Tuesday, May 13, 2014

De Musica [May 13]

Thank goodness I didn't try to write about drumming. After reading about the perfect stick arc with relation to playing surface, the intricacies of the cheese dachuda and Swiss pataflala, you'd be back into your latest Grisham opus.

HOWEVER, having sat in with some great players some thirty miles distant of late has rejuvenated me. Not so much about drumming, but definitely toward music.

Dang, it was such a life. I lived and inhaled it. I still have my eternally bent pinkie to show for it. The calluses are also there. But I can still remember the nights of bloody hands and going nitey-night with my sticks still in my hands.

I had an edifying conversation today with Jay Stollman, one of the most brilliant singers I've ever backed. We agreed that "still doing it" helps us find new ways to do it. Uncle Jay has matured into a soulful eminence that can at once give you goose bumps and soothe you like a lover's caress. Perhaps a little Hallmarky, but true. [Jay's Facebook page]

Jay gave me a truism, saying, "It's tough to talk to a non-musician about music. Too much explaining."

I'm trying, right here.

I could try to write what it feels like to sit behind that kit and drive a band like an eighteen-wheeler right up an audience's communal duodenum—whether in a smoke-laden dive or a major arena. Words fail me here.

What playing all comes down to isn't the highest note, fastest lick or the skatey-eight keyboards you've got splayed in front of you.

It's all about technique. And explaining this term is like describing kissing. You remember your favorite kisses. Now dissect them for others to appreciate. You can't.

Technique is everywhere. It's that perfect over-easy egg, with just a thin film of yolk cooked on the sunny side of the ovum. It's what separates a doodle from a painting. Outback from Ruth's Chris. I could go on.

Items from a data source
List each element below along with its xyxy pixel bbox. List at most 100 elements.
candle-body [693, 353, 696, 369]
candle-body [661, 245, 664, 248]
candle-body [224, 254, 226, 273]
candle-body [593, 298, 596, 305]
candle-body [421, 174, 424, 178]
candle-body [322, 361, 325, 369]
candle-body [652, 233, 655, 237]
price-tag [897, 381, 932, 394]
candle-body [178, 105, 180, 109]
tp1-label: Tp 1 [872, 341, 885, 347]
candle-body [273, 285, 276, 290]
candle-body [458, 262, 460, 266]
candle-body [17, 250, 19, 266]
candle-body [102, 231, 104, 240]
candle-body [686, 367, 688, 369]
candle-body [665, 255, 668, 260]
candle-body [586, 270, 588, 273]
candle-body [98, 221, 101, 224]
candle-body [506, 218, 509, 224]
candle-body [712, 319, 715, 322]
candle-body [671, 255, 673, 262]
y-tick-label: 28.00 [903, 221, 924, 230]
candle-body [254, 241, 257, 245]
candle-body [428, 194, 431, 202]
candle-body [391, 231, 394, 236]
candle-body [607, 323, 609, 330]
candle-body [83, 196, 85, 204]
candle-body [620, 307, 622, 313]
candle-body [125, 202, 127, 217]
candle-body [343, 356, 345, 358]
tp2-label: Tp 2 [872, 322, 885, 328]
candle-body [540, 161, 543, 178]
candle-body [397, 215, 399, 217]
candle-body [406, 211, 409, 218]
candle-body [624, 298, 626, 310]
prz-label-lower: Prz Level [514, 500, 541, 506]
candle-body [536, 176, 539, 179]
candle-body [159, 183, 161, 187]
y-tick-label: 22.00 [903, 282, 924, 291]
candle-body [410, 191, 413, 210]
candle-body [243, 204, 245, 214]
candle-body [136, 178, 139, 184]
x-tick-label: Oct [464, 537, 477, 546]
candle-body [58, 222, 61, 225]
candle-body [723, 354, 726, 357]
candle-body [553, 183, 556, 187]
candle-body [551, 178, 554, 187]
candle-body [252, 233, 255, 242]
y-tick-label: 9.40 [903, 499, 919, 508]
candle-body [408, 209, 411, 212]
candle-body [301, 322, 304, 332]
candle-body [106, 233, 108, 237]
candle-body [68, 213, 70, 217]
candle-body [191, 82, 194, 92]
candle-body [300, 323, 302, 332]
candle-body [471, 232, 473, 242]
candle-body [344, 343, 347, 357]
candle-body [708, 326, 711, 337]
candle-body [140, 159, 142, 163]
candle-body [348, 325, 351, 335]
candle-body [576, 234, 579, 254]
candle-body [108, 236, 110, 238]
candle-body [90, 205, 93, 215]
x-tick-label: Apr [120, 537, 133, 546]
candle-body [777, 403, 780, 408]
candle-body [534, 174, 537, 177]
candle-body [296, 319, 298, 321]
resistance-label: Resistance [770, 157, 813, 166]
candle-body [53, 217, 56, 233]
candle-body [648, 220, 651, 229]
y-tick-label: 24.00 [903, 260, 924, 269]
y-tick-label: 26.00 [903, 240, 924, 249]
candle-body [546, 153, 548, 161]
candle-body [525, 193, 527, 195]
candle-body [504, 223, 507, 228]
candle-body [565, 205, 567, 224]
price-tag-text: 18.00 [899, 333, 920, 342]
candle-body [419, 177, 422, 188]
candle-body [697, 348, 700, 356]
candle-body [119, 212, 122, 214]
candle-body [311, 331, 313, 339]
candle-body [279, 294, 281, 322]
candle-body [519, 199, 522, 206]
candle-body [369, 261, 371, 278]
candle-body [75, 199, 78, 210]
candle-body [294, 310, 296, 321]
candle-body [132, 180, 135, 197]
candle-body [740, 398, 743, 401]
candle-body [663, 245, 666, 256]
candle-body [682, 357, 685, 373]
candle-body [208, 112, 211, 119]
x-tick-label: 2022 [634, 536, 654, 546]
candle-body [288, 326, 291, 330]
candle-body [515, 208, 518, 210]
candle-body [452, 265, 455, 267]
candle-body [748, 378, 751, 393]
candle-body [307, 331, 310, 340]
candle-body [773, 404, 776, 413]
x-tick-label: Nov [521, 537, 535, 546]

◆ **What you will do**
(a) Reproduce the part of the blog post about music that runs between "Tuesday, May 13, 2014" and "latest Grisham opus.", inclusive.
(b) Write what comes next in the blog post about music and drumming, starting right after its last sentence.

◆ **Numbered responses**
(a)
Tuesday, May 13, 2014

De Musica [May 13]

Thank goodness I didn't try to write about drumming. After reading about the perfect stick arc with relation to playing surface, the intricacies of the cheese dachuda and Swiss pataflala, you'd be back into your latest Grisham opus.

(b)
I am privileged to have met a number of fine artists via my daughter Grace at the Boyer School of Temple University. Hard-working, focused, yet hilariously fun-loving young adults. Perhaps some will become famous. I opine that all of them will continue to entertain ... and please.

I once saw an eighth-grade bassist who had the magic. He was about as big as a pygmy jockey. Even his bass was a cut-down model because he couldn't reach the low end of the neck. He was doing a middle-school big-band thing. Superbly. I talked to the teacher about him. He said, "His parents want him to be a chiropractor." Beyond sad.

I won't go postal on some of today's "artists." Many of them are bupkis without elaborate production, pre-recorded crapola, preening dancers and HGH-injected, reworked vocal tracks. Enough of them. This is why so many people now in college still listen to what I dug in college. This equation exists in a teetery balance.

This is why I cannot watch the mockery of music that is embodied in these IdleVoiceSemitalent shows. It's more about the back story than the technique. Everything is swaddled in a miasma of production, so much so that we lose track of the actual "voice" that's being judged.

See here the incredible Rachael Leahcar from Australia. She wouldn't even make it to an American show. Why? She's too good. Never mind she doesn't have a stellar range. She even hits a few clunkers here. PLUS she has the nerve to sing with only bass and piano. From her heart. This is technique, folks. Not cramming eighteen notes where one will do magnificently. Not screeching notes that sound like a Belgian ambulance.

Technique is the difference between Maria Callas and Mariah Carey.

Perhaps Dave Grohl says it best. His swears, not mine.

Parents, don't be like that idiot chiropractor. Kids, head out to the woodshed. And suck. I'd have a major hole in my life without music. Readers, I urge you to support artists worthy of wider recognition. One's who show technique. Unfortunately, they are getting harder to find.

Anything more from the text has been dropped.